■ What you will do ■
Locate each line containing the string "arsenopyrite" and copy it out.
■ ■ ■ ■
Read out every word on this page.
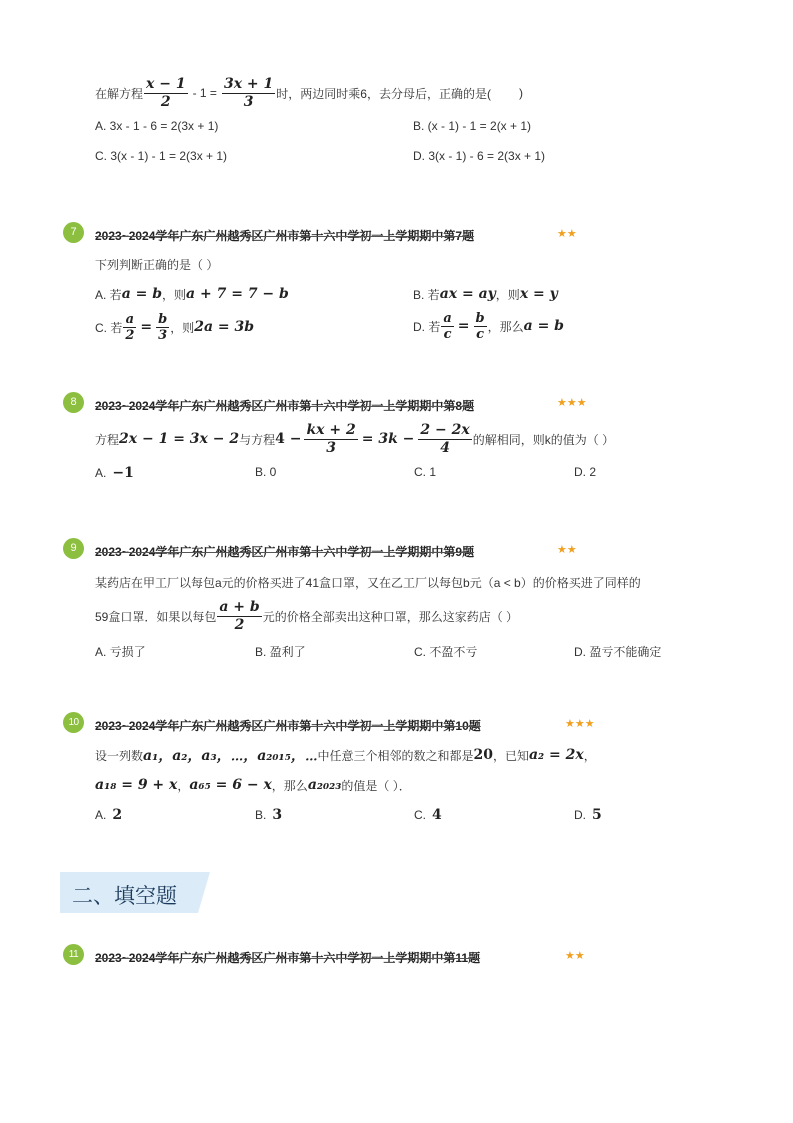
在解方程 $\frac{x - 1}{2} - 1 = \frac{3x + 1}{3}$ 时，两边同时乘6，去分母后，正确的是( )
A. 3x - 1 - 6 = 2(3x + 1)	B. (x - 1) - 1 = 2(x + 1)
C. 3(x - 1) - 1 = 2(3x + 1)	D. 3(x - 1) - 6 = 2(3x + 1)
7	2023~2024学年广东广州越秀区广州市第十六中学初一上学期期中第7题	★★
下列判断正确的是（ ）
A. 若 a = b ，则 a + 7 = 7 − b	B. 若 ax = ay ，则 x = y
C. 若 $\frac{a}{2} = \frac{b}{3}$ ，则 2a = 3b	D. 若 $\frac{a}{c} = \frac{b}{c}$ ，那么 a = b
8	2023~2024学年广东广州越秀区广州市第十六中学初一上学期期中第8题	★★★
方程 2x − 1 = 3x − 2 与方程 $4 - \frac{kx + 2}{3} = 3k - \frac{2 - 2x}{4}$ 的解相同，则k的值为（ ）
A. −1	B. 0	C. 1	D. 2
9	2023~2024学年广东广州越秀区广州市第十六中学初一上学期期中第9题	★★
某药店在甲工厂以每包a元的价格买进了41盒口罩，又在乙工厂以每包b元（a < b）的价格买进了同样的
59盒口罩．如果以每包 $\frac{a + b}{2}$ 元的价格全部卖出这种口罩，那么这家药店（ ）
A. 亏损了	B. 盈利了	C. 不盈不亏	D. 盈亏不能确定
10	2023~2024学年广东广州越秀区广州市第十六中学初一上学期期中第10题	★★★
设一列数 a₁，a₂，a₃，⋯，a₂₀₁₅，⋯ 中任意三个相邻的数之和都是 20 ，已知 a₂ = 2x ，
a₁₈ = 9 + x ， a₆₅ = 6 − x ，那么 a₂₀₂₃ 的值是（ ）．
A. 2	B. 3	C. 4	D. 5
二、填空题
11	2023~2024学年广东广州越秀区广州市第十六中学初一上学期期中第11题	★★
■ ■ ■ ■
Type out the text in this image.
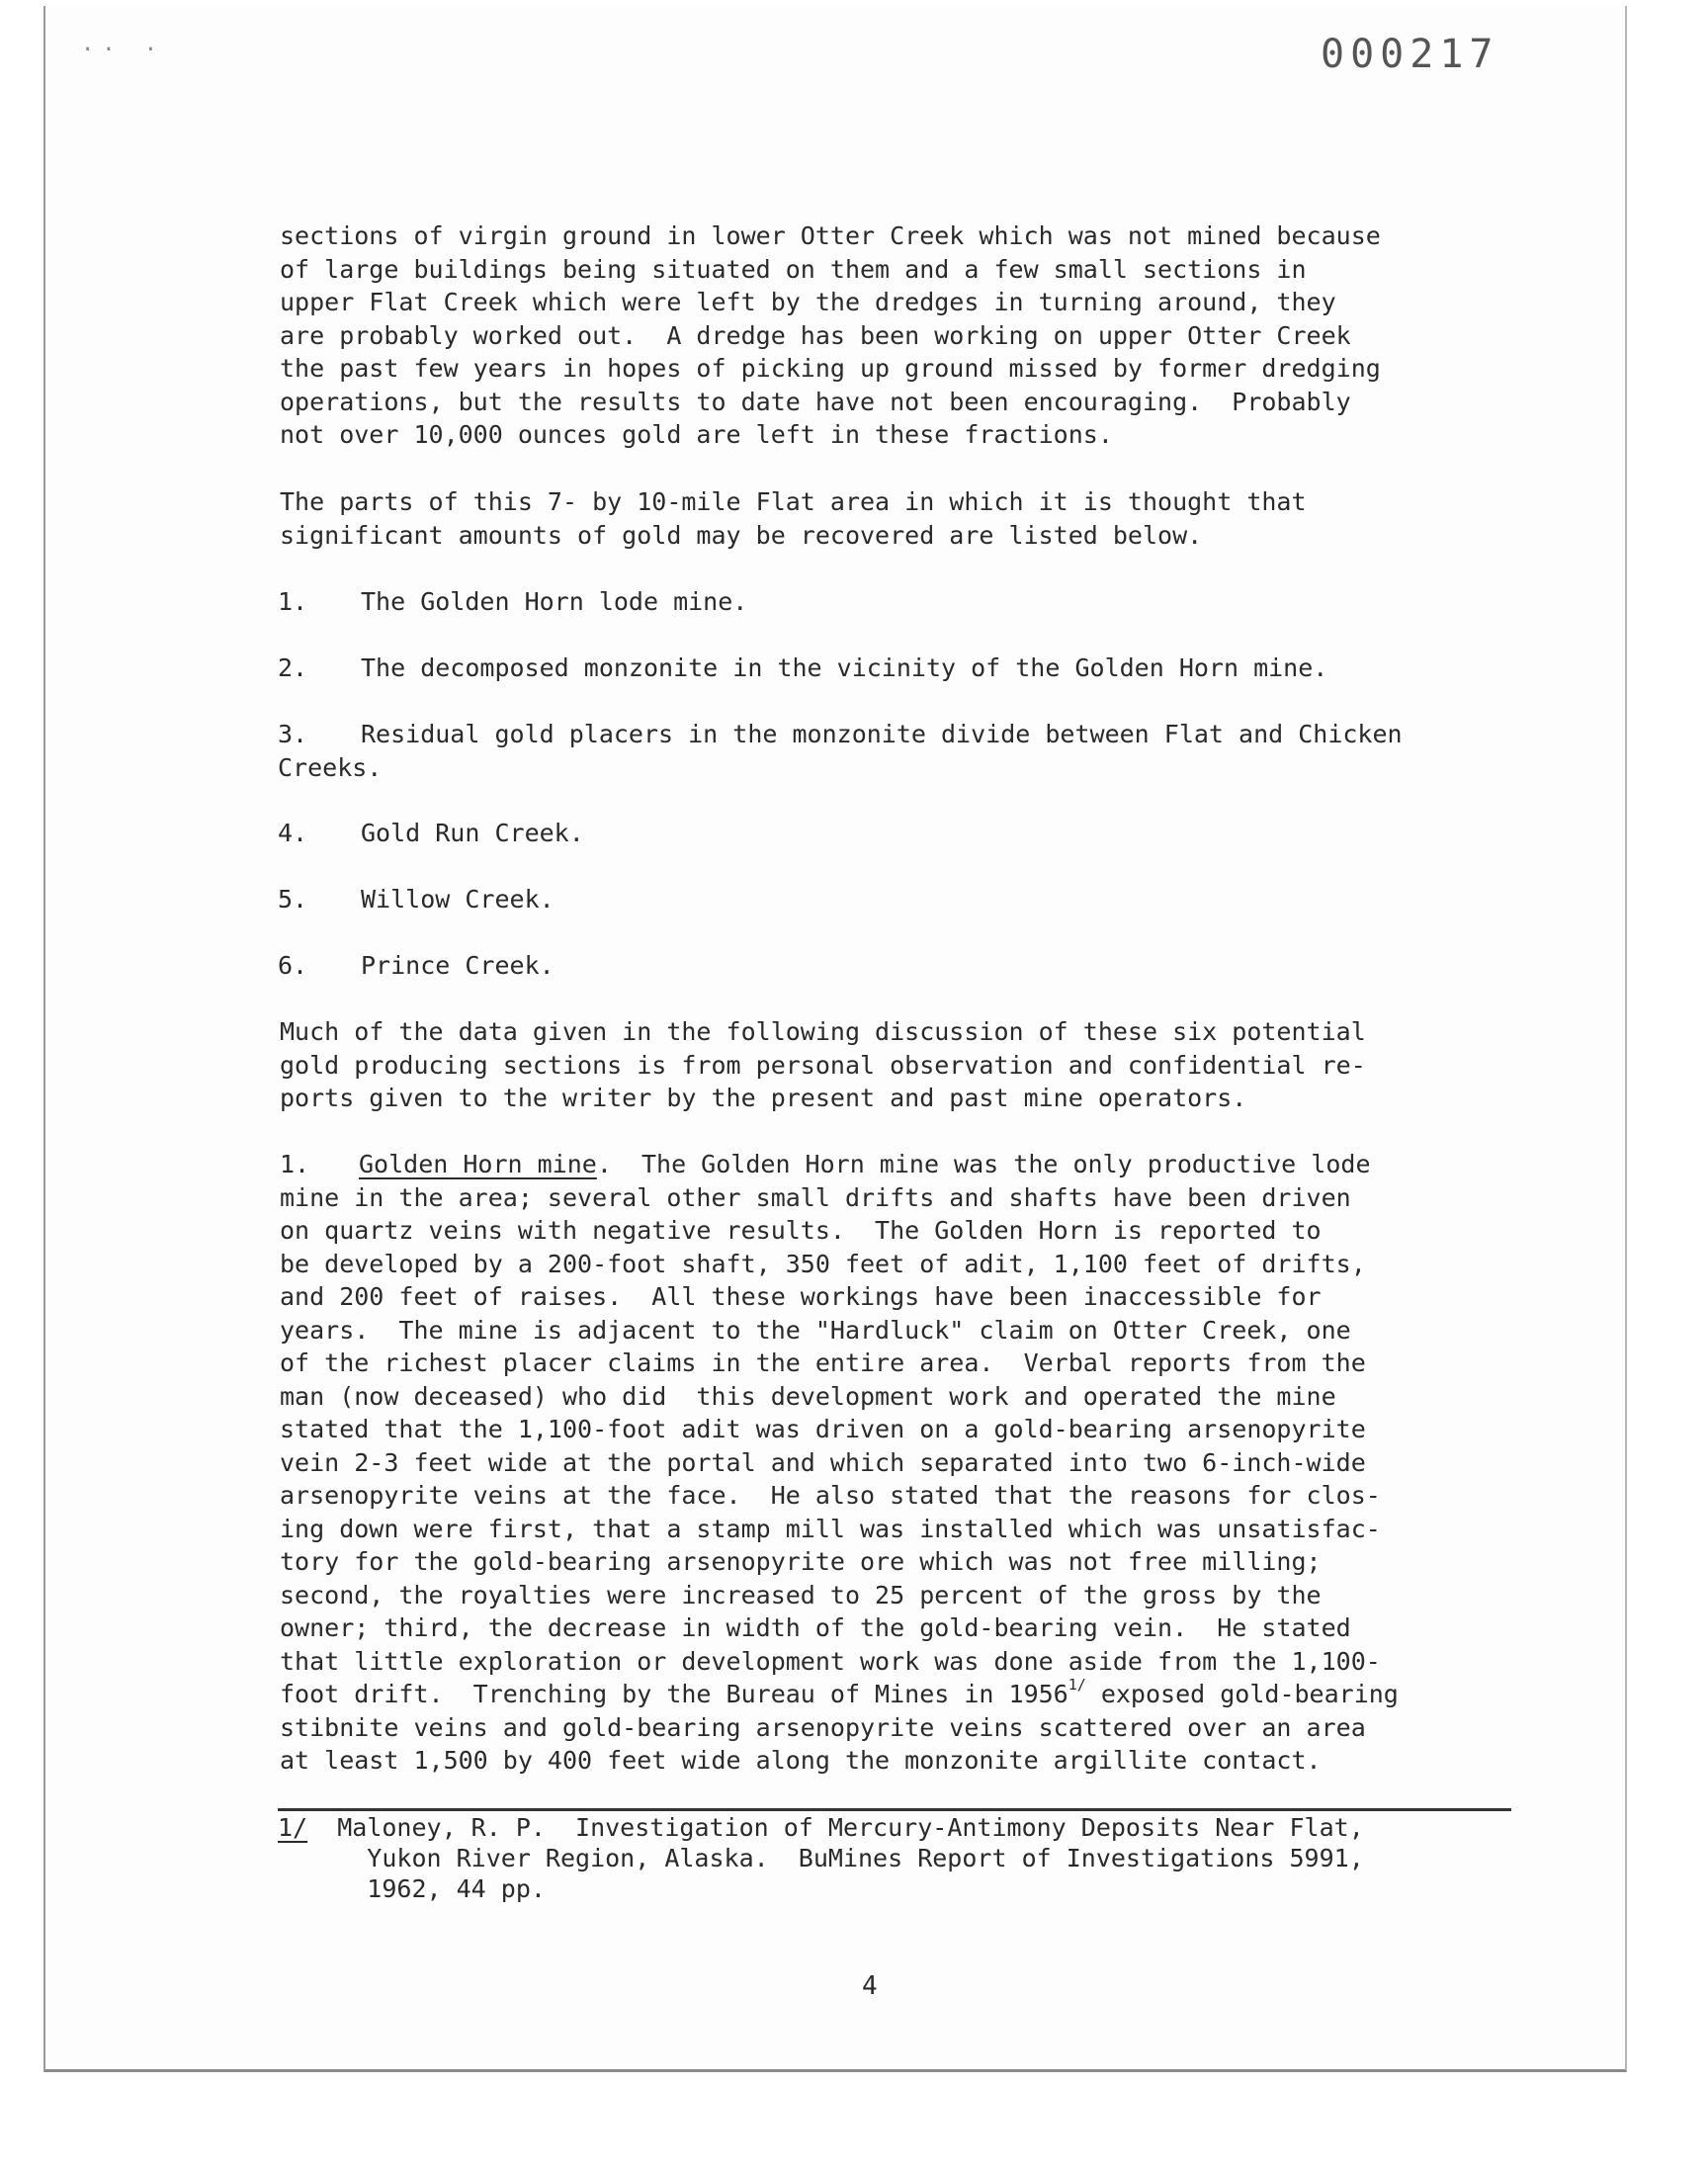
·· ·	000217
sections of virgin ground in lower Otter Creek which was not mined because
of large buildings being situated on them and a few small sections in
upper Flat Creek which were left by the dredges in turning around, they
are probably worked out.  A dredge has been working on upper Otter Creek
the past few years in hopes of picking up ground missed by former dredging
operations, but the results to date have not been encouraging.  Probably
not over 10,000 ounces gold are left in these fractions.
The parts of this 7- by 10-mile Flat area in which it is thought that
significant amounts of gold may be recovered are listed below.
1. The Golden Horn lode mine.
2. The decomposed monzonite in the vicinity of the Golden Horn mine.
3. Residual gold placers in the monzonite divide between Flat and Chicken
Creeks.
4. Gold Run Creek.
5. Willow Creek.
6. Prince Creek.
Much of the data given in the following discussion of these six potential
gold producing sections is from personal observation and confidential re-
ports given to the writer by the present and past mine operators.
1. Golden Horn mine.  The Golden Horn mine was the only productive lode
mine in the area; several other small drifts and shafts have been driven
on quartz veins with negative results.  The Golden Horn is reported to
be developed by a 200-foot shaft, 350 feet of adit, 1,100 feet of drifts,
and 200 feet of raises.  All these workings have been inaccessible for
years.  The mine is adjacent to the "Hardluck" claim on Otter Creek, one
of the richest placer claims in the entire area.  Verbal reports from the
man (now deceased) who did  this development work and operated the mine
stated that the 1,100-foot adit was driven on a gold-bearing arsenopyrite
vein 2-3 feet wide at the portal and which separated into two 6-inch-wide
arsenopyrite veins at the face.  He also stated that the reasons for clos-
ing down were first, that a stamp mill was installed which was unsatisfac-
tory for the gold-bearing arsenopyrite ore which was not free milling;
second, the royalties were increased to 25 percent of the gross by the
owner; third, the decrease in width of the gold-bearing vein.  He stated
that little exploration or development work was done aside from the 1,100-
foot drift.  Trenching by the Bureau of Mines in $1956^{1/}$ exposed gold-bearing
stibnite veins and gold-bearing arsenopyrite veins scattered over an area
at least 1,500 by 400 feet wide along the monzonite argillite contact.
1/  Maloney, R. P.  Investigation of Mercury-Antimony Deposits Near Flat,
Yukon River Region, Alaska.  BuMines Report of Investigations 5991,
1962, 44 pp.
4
■ ■ ■ ■
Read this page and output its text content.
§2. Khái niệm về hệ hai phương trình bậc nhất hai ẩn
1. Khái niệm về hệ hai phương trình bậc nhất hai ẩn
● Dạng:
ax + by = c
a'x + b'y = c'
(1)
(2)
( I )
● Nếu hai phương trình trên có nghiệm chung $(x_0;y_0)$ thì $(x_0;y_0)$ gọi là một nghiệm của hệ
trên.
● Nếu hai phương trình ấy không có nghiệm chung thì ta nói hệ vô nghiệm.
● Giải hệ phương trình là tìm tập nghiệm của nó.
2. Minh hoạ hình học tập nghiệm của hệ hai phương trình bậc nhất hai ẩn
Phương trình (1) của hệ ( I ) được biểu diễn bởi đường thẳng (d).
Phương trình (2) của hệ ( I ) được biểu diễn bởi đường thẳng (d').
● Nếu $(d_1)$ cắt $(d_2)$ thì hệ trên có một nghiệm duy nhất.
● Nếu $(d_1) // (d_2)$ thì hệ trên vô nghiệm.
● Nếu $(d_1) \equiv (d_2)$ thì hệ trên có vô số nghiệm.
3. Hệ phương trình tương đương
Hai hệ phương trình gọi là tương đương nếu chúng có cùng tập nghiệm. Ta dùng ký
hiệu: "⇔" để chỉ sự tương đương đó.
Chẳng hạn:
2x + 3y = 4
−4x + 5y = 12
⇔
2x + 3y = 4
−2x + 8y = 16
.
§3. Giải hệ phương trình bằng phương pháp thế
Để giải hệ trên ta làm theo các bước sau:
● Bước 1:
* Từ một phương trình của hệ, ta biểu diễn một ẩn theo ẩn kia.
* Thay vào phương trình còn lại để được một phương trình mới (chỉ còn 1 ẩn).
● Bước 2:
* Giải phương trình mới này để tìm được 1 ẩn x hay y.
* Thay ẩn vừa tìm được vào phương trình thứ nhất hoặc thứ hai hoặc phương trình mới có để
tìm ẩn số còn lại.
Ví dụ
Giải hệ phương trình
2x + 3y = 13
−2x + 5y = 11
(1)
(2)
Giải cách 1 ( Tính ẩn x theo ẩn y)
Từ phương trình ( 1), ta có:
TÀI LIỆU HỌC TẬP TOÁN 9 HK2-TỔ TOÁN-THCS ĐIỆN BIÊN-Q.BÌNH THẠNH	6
■ ■ ■ ■
■ Complete response ■
stated that the 1,100-foot adit was driven on a gold-bearing arsenopyrite
arsenopyrite veins at the face.  He also stated that the reasons for clos-
tory for the gold-bearing arsenopyrite ore which was not free milling;
stibnite veins and gold-bearing arsenopyrite veins scattered over an area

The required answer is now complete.